:: TASK TO COMPLETE ::
Copy the lines holding the word "ucdavis", all of them.

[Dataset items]
----------------

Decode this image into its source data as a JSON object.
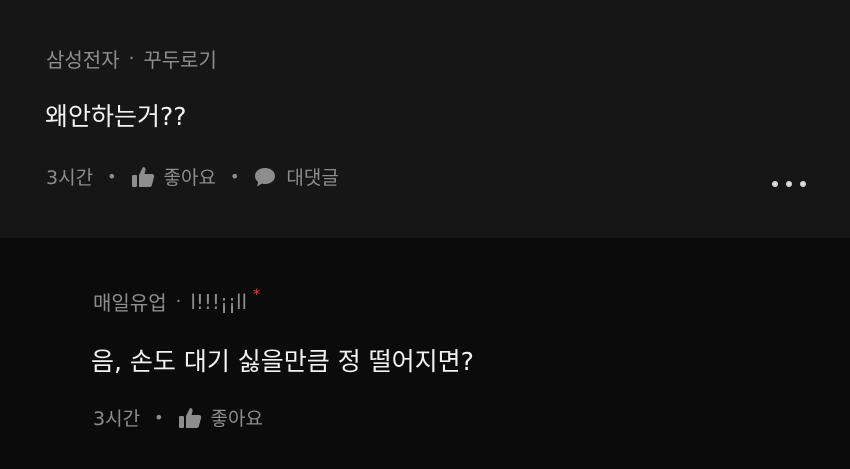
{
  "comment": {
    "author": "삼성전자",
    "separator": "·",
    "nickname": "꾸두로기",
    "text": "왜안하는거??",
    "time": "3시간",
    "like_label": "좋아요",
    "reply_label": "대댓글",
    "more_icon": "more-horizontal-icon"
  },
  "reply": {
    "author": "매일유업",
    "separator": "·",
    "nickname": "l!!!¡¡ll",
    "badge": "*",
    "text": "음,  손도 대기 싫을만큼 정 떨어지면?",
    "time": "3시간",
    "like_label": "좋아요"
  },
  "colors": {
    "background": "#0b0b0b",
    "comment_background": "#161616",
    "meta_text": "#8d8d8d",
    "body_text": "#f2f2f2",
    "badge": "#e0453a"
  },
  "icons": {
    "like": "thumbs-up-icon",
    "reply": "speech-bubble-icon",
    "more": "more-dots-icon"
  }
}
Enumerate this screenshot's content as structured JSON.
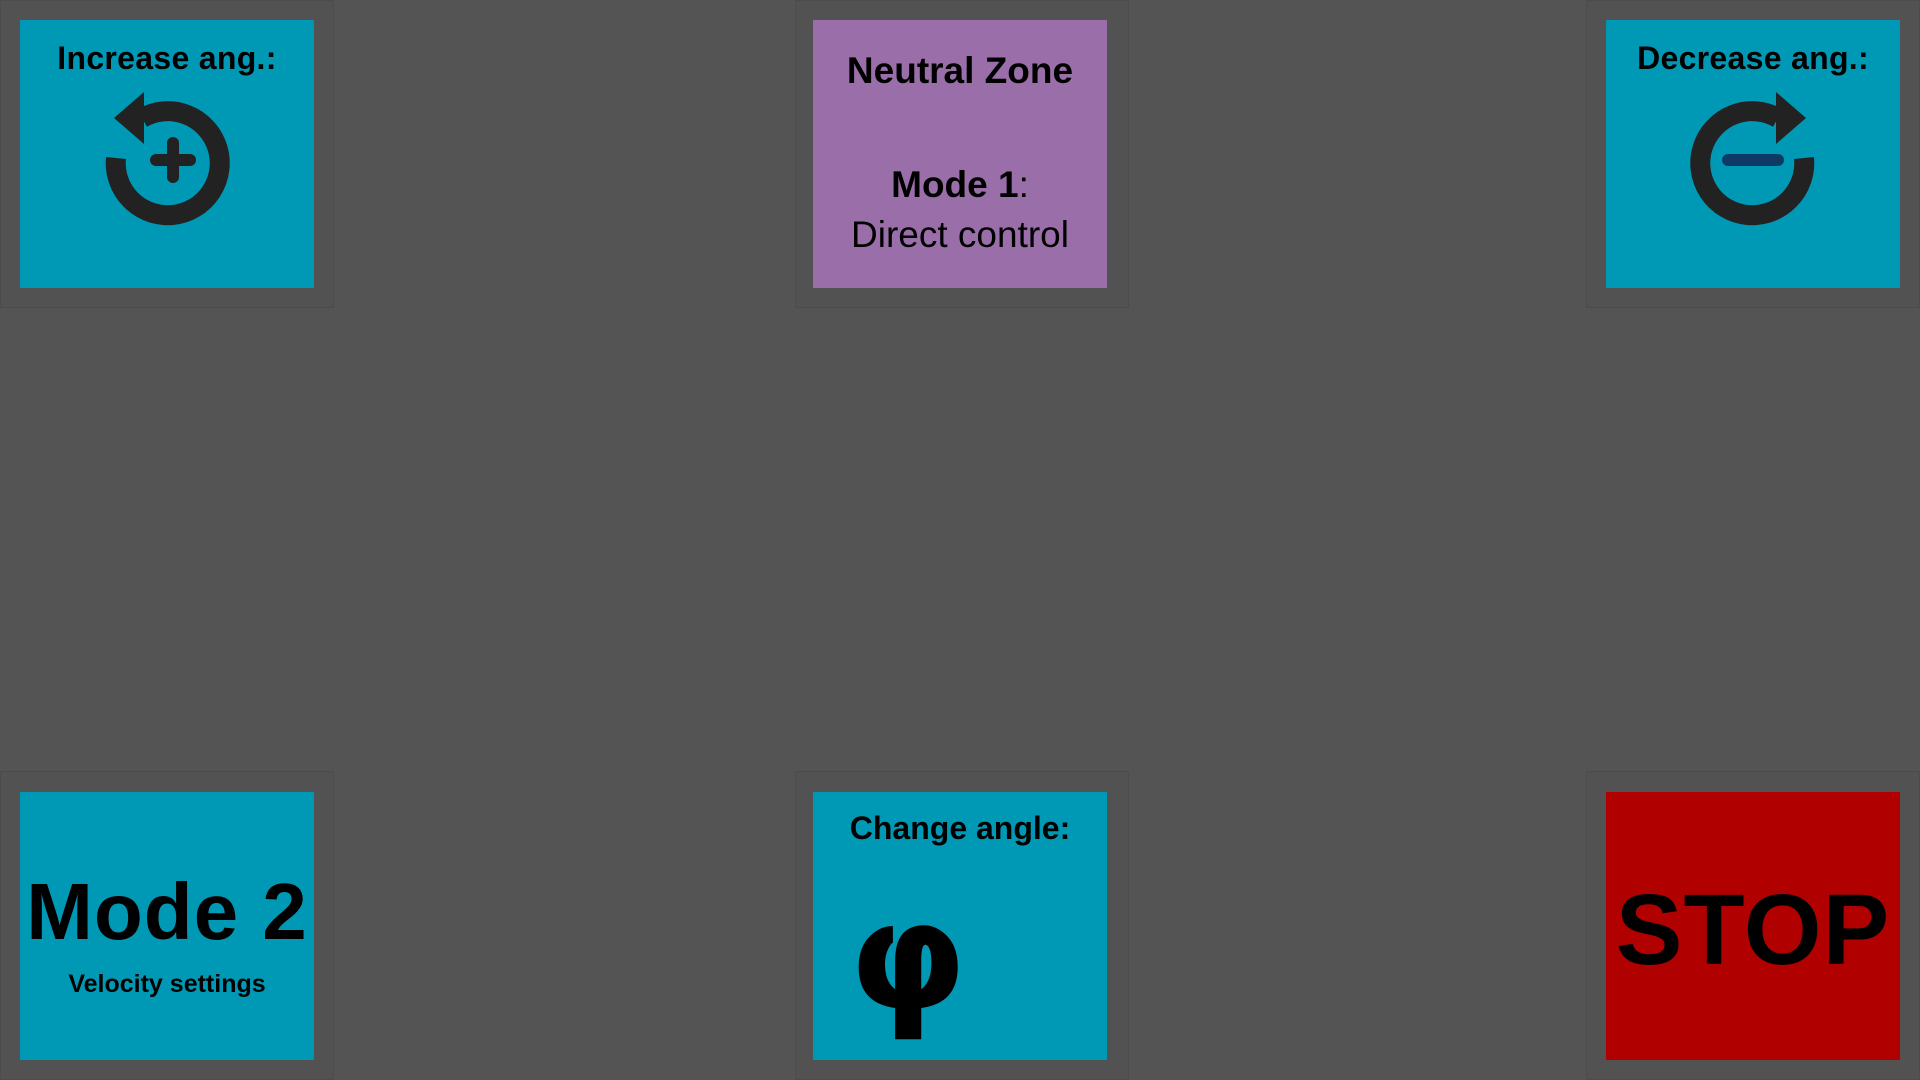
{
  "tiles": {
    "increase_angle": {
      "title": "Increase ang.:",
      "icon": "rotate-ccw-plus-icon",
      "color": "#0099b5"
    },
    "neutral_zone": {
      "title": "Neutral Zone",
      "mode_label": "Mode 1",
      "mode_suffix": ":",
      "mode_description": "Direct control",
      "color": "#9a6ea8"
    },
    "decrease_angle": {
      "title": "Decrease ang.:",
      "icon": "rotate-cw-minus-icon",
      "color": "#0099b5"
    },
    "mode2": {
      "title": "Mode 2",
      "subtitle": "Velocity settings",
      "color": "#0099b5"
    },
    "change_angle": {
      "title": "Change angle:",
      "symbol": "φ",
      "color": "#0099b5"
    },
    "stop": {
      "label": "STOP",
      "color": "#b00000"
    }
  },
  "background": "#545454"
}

----------------

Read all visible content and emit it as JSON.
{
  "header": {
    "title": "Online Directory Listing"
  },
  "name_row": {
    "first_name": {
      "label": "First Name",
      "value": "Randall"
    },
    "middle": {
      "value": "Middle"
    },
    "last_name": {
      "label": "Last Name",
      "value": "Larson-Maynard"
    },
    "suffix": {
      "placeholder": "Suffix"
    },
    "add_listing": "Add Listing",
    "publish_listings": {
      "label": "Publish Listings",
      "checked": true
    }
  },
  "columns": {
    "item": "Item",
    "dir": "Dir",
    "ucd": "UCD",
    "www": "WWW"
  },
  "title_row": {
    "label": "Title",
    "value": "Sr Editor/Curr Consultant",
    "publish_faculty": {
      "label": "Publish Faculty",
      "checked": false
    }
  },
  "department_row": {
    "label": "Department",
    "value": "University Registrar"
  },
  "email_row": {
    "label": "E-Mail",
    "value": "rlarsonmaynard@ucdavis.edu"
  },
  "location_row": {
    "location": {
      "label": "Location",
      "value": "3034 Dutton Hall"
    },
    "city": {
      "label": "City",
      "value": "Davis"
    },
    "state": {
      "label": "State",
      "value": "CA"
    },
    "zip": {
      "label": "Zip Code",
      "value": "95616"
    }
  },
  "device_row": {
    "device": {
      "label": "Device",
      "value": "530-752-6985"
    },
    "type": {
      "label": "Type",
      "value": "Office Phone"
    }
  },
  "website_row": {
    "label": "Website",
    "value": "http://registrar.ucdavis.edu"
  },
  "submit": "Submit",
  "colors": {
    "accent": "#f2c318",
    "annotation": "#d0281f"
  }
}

----------------

:: EXPECTED ANSWER ::
    "value": "rlarsonmaynard@ucdavis.edu"
    "value": "http://registrar.ucdavis.edu"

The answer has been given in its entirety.